[Data entries for graphics]

-- begin --

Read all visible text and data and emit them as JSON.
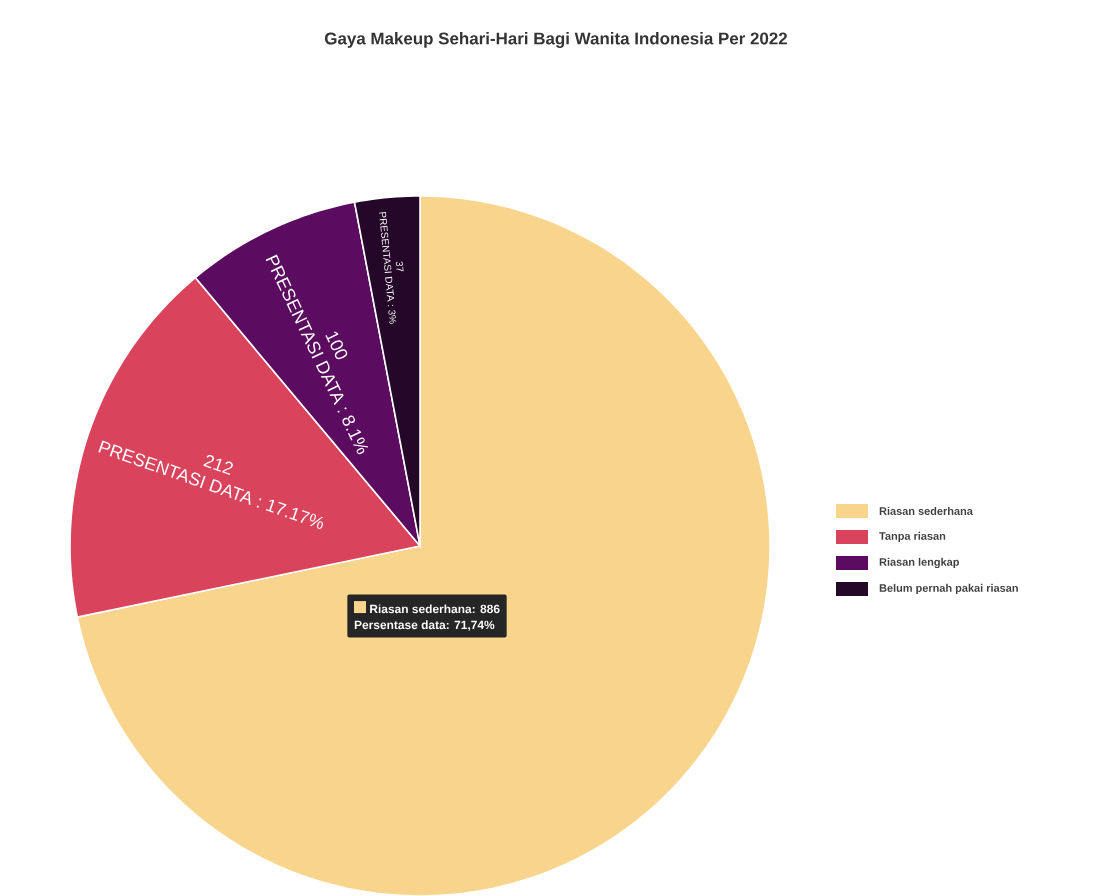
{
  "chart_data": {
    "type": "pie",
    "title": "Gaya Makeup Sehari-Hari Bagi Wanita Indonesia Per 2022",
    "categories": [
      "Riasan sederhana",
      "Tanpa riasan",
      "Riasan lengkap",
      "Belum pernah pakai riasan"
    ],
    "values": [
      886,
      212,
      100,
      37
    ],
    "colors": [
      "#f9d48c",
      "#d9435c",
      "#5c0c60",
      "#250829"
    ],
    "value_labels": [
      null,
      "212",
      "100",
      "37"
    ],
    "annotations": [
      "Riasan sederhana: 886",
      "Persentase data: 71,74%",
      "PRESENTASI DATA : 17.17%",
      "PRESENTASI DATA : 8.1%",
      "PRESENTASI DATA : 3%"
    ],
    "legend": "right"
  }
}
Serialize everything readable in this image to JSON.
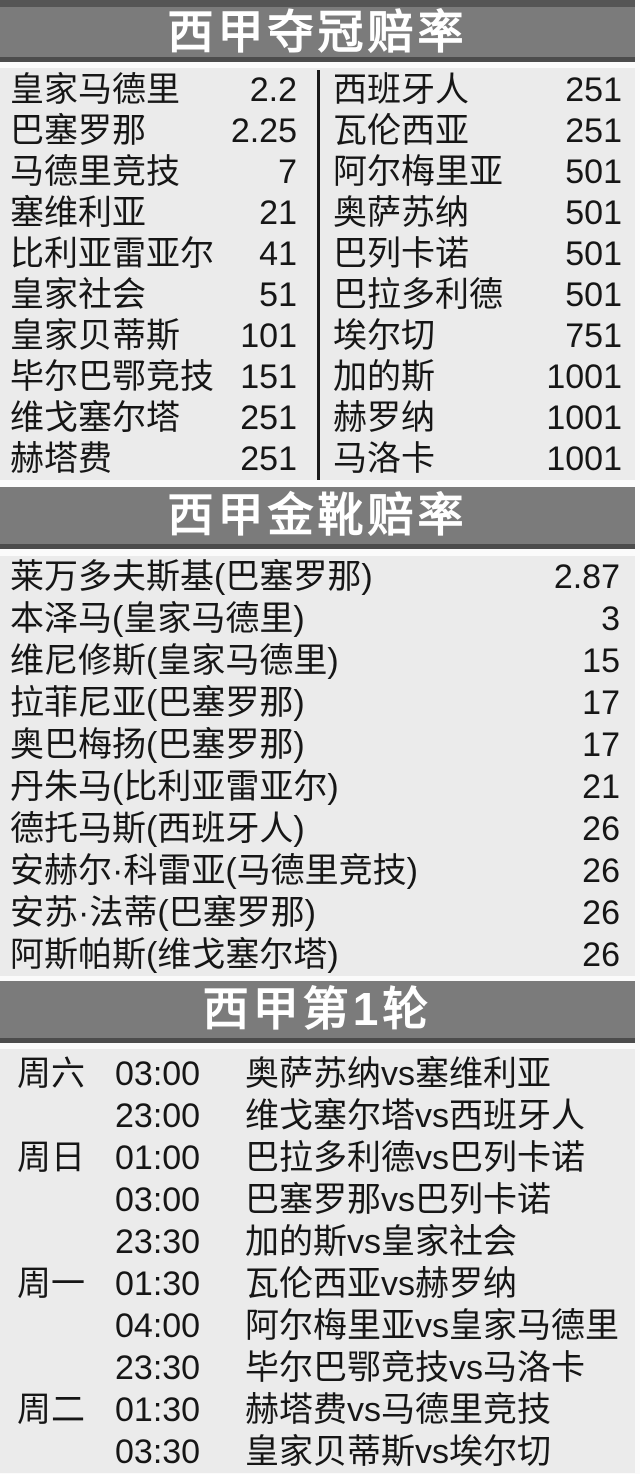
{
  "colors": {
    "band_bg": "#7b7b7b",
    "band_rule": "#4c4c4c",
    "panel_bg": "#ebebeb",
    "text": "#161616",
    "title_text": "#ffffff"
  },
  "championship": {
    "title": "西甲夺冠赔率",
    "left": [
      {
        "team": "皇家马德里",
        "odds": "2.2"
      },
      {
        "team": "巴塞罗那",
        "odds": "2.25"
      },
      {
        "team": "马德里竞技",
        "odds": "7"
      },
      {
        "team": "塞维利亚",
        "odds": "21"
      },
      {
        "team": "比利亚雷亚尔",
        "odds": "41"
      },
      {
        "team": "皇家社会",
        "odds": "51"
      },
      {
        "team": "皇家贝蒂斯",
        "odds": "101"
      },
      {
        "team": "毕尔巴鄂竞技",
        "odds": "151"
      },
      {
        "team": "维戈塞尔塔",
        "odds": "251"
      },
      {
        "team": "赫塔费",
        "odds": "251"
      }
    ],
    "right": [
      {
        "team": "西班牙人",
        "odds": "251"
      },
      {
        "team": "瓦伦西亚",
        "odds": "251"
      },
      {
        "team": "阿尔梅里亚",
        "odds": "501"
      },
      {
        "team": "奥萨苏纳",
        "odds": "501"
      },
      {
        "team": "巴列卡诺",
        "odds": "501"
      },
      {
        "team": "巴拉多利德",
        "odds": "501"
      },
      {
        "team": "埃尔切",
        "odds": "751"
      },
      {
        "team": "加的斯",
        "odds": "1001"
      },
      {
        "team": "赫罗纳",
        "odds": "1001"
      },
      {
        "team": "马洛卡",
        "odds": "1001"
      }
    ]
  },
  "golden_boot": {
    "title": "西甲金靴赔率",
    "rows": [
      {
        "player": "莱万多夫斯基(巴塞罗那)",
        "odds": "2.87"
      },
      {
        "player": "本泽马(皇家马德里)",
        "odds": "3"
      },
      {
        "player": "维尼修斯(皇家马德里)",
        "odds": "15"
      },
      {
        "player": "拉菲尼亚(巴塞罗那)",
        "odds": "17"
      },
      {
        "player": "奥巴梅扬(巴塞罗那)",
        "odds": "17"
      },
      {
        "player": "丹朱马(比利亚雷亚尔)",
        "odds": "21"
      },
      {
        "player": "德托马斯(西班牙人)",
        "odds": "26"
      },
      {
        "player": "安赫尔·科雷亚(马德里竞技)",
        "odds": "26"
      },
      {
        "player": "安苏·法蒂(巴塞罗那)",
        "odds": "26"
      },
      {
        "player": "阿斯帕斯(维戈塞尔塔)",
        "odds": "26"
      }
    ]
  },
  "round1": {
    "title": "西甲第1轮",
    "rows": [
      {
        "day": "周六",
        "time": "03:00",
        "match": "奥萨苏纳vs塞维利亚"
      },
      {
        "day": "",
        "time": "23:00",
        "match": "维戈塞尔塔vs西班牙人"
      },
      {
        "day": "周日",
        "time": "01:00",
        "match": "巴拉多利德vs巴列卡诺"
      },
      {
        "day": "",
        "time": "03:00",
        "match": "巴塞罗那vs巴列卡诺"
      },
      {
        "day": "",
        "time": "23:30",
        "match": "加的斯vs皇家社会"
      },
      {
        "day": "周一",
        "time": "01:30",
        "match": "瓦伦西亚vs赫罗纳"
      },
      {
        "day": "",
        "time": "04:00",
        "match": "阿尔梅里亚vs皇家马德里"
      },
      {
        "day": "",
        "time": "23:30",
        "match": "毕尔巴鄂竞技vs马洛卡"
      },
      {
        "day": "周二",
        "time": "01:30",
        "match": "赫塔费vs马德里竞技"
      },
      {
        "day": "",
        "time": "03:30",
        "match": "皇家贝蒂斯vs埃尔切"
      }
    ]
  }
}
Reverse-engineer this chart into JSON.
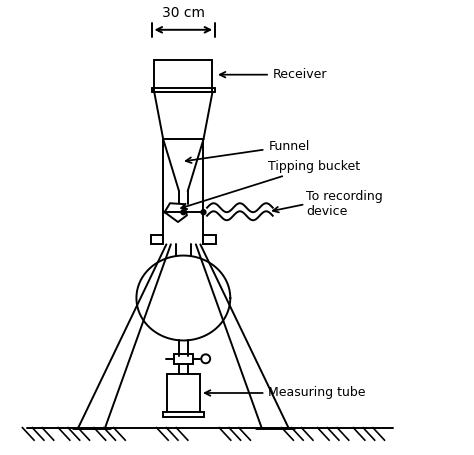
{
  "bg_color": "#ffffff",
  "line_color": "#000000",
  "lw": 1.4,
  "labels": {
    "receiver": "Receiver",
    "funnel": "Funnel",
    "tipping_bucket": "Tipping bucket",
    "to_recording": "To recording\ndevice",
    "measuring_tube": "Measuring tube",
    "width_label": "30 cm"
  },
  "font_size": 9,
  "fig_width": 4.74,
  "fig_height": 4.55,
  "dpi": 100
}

-- end --

→ **DIRECTION**:
Pull out the lines above in which the word "this" appears.

→ **RESPONSE BELOW**:
Serialize everything readable in this image to JSON.
Reverse-engineer this chart into JSON.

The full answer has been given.